Ваше задание: Продолжите отрывок о возвращении Наполеона и его новой конституции, начав сразу после последнего предложения.

Отрывок для чтения:
Из арсенала революционных времен были извлечены идеи свободы и национальной независимости. Еще в Лионе 13 марта Наполеон начал менять национальную символику. Он убрал королевское знамя и белую кокарду, упразднил знать и феодальные титулы, распустил швейцарские полки и отменил королевские назначения на армейские должности. Взамен снова было введено трехцветное знамя, обязательным стало ношение национальной кокарды, и был издан указ об изгнании всех эмигрантов, вернувшихся вместе с Бурбонами. Упразднялась палата пэров и распускалась палата депутатов. Характеризуя действия Наполеона тех дней, историк А. Усэ пишет: «Наполеон действует с быстротой, решимостью и энергией Конвента. Король поставил его вне закона, в ответ он уничтожил королевскую власть. Крестьяне и рабочие приветствовали в его лице восстановителя народных прав, вождя Революции. Он издает декреты 13 марта, которые отвечают народным чувствам. Под влиянием экзальтированных масс Дофине и Лиона он пропитывается духом 93 года»22.

Дух 1793 года составлял, так сказать, эмоциональную сторону возвращающегося в Париж императора. Реальную же политику предстояло строить на совершенно иных принципах. Наполеон как всегда был чуток к движению идей и быстро оценил значение либерализма. Он понял, что только в качестве конституционного монарха при реально действующей, а не фиктивной конституции он сможет удержаться у власти. На первый взгляд, все говорило в пользу восстановления диктатуры: внутри страны – роялисты, не желающие смириться с его возвращением и готовые строить заговоры, за ее пределами – коалиция, готовящая новое вторжение во Францию. Опыт 1793 г. подсказывал, что в подобной ситуации конституцию лучше отменить или, по крайней мере, отложить ее действие до более спокойных времен. При этом Наполеону не было никакой необходимости открыто заявлять о диктатуре, как это сделали якобинцы в 1793 г. Можно было протянуть время с помощью процедурных мероприятияй: выборы конституционного собрания, подготовка конституции, ее обсуждение, голосование и т. д. – все это могло послужить законным прикрытием для фактически безграничной власти.

Но в действительности ситуация складывалась по-иному. В 1799 г. Наполеон, придя к власти, противопоставил идею порядка безвластию Директории. Сама ситуация толкала его к диктатуре. Теперь ему важно было представить королевскую власть как деспотическую, а свою как либеральную. Ему не просто была нужна конституция (своя, а не хартия Бурбонов), она ему была нужна немедленно. Поэтому все демократические процедуры принятия конституции отменялись из-за недостатка времени. Выслушав ряд предложений23, Наполеон приблизил к себе Бенжамена Констана и поручил ему составить новую конституцию. Фактически Наполеон предложил Констану то, что сам Констан, видимо, пытался предложить Александру I – союз монарха и либерального мыслителя. Выбор именно этой кандидатуры был, конечно, не случаен. По верному замечанию А. Фабра-Люса, «в военном духе, во вкусе к единоначалию он призвал к этому делу генерала либералов Бенжамена Констана»24.

Записи данных:
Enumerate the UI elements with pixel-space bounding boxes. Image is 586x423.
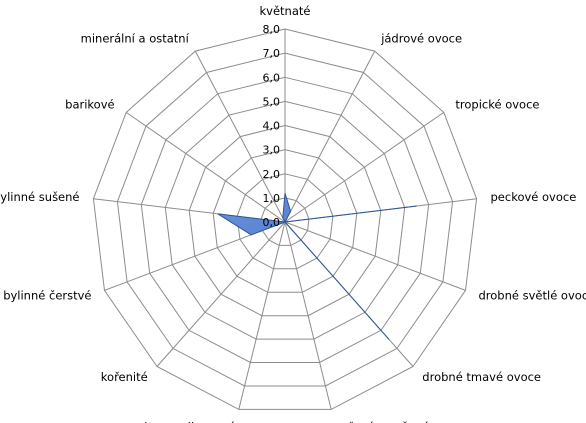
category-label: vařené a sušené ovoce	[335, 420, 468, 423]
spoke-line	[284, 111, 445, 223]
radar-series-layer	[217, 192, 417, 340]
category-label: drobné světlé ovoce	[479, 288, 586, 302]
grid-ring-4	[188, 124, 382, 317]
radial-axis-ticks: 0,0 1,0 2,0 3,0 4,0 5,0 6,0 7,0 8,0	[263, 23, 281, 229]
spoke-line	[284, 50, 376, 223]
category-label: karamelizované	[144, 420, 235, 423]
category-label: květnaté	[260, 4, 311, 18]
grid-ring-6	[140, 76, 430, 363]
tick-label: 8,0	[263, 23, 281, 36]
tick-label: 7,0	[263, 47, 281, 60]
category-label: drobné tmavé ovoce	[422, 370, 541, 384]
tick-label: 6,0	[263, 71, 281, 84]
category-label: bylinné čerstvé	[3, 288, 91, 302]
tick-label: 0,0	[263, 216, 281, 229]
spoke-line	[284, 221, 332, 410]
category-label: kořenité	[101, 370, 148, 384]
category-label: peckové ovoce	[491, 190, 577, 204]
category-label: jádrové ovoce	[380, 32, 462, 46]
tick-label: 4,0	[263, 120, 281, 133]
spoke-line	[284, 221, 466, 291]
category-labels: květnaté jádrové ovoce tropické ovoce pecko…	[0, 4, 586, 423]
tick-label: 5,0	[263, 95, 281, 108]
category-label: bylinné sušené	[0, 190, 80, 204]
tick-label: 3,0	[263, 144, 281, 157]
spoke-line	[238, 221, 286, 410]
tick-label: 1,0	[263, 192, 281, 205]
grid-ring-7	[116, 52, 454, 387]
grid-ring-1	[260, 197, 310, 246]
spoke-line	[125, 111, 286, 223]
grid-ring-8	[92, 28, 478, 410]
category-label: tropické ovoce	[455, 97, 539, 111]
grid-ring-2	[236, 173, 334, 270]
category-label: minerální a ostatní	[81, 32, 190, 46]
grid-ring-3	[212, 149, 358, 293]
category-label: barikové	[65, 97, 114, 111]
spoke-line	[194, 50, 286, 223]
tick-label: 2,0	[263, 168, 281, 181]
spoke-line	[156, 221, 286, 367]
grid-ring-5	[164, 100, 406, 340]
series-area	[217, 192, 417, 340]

--

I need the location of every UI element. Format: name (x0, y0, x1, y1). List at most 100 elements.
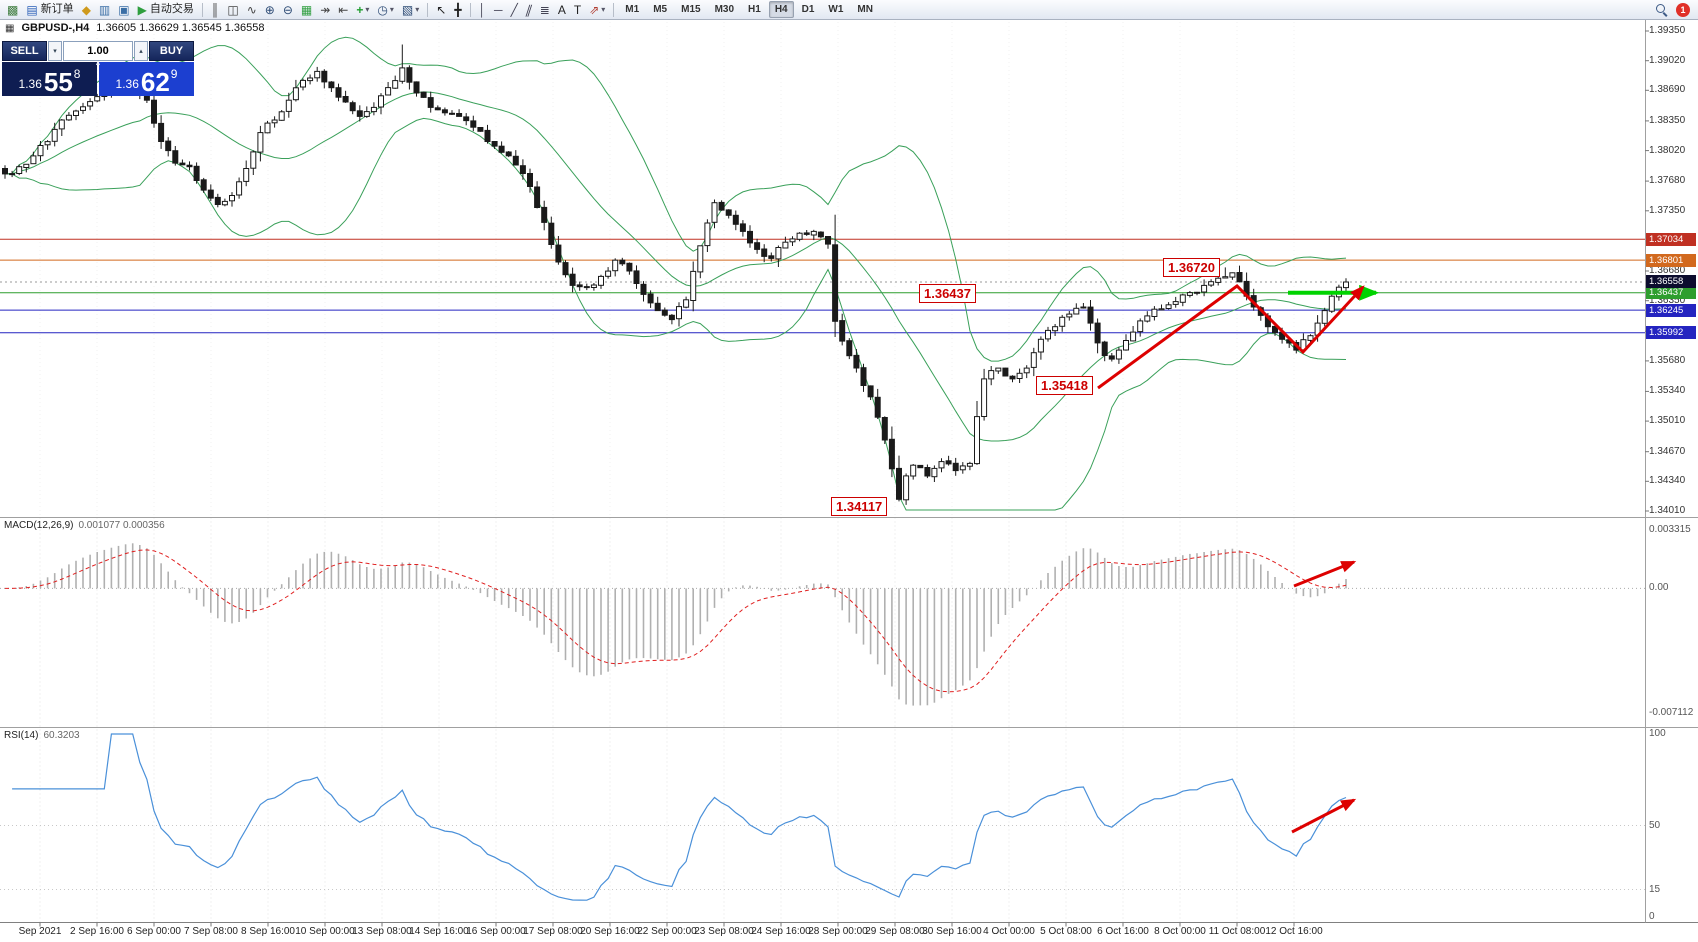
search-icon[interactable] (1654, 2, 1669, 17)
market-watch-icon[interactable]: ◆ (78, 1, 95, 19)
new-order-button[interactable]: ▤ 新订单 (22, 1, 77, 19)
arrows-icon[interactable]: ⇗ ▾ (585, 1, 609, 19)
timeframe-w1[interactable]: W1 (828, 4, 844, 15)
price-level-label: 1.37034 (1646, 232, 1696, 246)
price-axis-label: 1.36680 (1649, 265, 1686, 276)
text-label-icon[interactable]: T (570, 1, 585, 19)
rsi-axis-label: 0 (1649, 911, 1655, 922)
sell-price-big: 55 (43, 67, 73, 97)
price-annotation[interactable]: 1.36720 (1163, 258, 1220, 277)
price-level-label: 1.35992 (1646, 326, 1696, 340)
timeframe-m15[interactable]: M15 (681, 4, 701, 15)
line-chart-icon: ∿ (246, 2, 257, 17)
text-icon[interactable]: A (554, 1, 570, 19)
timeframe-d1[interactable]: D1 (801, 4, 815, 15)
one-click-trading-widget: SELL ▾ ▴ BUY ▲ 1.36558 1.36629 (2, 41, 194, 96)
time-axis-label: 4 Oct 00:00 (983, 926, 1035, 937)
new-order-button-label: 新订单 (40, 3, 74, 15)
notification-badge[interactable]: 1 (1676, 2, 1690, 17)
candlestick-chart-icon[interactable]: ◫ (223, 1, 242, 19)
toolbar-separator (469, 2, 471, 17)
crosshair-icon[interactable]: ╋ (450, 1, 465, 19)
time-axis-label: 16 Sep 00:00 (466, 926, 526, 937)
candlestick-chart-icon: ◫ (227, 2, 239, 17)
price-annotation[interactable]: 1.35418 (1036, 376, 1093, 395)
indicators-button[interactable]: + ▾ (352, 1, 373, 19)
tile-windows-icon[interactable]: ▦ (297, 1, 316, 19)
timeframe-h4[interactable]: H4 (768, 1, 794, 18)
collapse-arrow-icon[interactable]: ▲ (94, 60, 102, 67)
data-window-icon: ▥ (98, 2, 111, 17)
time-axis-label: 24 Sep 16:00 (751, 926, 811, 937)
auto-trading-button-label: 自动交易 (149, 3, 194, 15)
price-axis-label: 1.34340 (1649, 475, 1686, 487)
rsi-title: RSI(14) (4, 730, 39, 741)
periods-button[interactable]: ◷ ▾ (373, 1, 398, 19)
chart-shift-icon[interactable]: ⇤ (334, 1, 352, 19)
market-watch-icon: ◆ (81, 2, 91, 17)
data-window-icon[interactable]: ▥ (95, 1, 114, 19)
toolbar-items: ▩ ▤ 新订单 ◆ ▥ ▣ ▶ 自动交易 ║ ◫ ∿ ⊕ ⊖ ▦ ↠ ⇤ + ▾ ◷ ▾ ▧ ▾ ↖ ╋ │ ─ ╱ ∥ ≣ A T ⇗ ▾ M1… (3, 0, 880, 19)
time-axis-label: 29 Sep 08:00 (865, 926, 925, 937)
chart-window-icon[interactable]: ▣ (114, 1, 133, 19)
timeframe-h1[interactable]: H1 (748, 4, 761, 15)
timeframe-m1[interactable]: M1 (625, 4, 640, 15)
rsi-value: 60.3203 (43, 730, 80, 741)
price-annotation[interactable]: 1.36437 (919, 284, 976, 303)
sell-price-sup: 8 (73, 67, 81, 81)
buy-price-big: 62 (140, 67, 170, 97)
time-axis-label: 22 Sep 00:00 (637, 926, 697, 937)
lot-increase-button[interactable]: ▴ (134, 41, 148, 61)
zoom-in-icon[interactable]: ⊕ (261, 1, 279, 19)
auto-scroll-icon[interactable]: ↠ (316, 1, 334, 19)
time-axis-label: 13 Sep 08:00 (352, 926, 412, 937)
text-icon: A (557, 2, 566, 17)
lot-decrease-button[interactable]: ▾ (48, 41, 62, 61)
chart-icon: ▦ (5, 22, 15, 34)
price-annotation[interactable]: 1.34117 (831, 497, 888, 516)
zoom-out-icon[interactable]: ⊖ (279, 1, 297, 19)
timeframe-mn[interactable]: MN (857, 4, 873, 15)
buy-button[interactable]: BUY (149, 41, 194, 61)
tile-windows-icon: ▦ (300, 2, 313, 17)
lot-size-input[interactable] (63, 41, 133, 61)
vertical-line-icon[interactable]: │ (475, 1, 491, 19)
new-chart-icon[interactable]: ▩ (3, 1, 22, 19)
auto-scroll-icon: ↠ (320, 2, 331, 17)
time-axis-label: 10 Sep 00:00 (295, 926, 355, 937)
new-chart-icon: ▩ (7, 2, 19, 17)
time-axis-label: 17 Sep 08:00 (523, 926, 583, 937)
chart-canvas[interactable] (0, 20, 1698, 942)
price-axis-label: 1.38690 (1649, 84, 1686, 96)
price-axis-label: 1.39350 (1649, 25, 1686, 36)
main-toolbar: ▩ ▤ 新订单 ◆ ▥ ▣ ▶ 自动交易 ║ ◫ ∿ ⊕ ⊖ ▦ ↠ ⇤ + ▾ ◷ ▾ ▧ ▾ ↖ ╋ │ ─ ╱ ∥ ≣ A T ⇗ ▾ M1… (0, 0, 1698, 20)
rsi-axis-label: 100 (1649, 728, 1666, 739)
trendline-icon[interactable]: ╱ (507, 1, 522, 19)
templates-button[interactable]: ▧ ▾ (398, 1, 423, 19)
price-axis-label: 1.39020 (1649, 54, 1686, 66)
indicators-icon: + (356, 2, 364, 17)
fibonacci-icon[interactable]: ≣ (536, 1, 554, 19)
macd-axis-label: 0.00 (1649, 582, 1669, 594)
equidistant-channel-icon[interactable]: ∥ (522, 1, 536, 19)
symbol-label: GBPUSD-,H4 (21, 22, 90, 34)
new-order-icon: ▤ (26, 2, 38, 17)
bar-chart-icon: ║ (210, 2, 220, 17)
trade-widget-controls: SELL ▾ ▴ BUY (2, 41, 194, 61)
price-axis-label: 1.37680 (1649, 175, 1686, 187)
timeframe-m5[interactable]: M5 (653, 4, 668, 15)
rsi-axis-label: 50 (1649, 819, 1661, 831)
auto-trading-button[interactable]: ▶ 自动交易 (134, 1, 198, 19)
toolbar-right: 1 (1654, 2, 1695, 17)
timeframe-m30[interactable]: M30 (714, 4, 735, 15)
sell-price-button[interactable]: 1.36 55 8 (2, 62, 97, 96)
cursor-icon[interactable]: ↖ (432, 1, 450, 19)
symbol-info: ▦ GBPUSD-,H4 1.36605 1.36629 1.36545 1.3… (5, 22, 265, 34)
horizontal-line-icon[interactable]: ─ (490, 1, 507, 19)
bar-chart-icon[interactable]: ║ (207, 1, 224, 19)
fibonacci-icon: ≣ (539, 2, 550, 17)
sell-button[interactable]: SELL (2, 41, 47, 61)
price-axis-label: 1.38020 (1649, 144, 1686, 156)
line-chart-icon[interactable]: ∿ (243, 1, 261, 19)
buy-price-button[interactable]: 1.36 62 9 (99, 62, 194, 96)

---

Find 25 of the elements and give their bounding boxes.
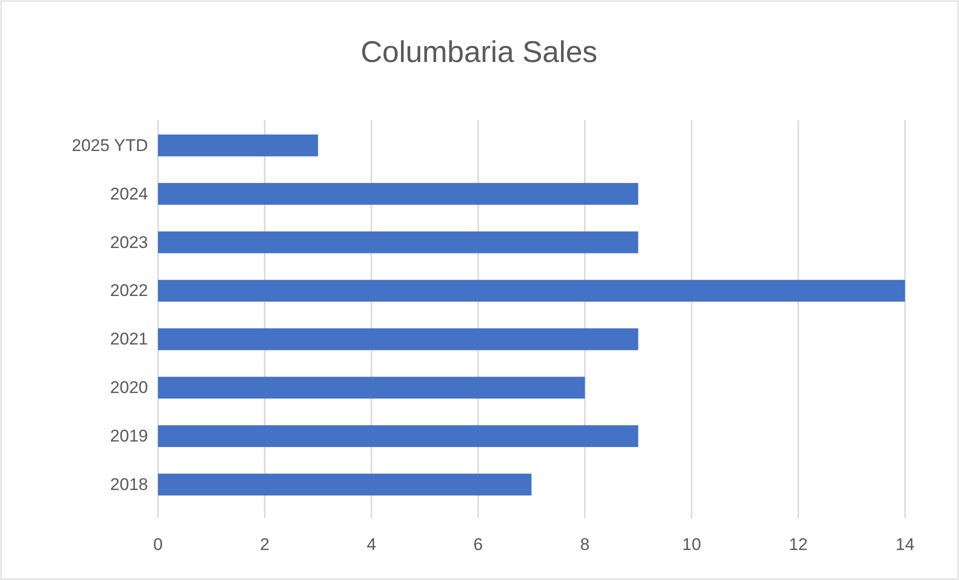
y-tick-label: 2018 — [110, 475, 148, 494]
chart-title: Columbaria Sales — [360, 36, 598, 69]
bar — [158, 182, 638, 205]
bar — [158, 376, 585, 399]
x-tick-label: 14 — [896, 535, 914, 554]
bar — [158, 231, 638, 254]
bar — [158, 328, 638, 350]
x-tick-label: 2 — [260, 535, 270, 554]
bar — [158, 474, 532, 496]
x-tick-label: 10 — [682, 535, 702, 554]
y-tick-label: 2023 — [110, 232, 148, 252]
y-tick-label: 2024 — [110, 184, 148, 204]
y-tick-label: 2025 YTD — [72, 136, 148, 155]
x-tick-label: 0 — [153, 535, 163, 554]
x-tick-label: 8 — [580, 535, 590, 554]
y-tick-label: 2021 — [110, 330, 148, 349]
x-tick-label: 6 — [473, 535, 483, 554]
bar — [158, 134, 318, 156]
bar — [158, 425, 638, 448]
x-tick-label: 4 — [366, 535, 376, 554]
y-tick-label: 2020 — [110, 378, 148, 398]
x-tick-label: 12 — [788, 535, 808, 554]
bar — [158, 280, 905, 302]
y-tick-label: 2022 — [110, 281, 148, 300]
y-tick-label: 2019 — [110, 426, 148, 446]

Результат упражнения:
Ситуация, в которой оказался Констан, была весьма двусмысленной. До сих пор нет единого мнения на тот счет, чем руководствовался «генерал либералов», приняв предложение о сотрудничестве от того, кого он еще недавно клеймил в своих статьях и памфлетах. В любом случае репутация Констана значительно пострадала. Написанную им конституцию, так называемый «Act additionel», стали называть la Benjamine25, а фамилию Constant (Постоянный) переделали в Inconstant (Непостоянный)26. Удар по репутации оказался настолько ощутимым, что спустя несколько лет Констан вынужден был оправдываться в своем поведении во время Ста дней. Но чем бы ни руководствовался в действительности Констан, перейдя на службу к Наполеону, ему не только не пришлось поступаться своими политическими убеждениями (можно даже с уверенностью предполагать, что Наполеона интересовала не личность Констана как таковая, а его политические взгляды и репутация), но и удалось многое сделать для того, чтобы реставрация старого порядка оказалась невозможной.

Сто дней наглядно продемонстрировали силу либеральных идей. Свою встречу с Наполеоном Констан описал в мемуарах, посвященных этому короткому, но чрезвычайно важному периоду в истории Франции. Благодаря констановским «Mémoires sur les Cent-Jours» мы имеем развернутую характеристику политической программы Наполеона в последний период его правления.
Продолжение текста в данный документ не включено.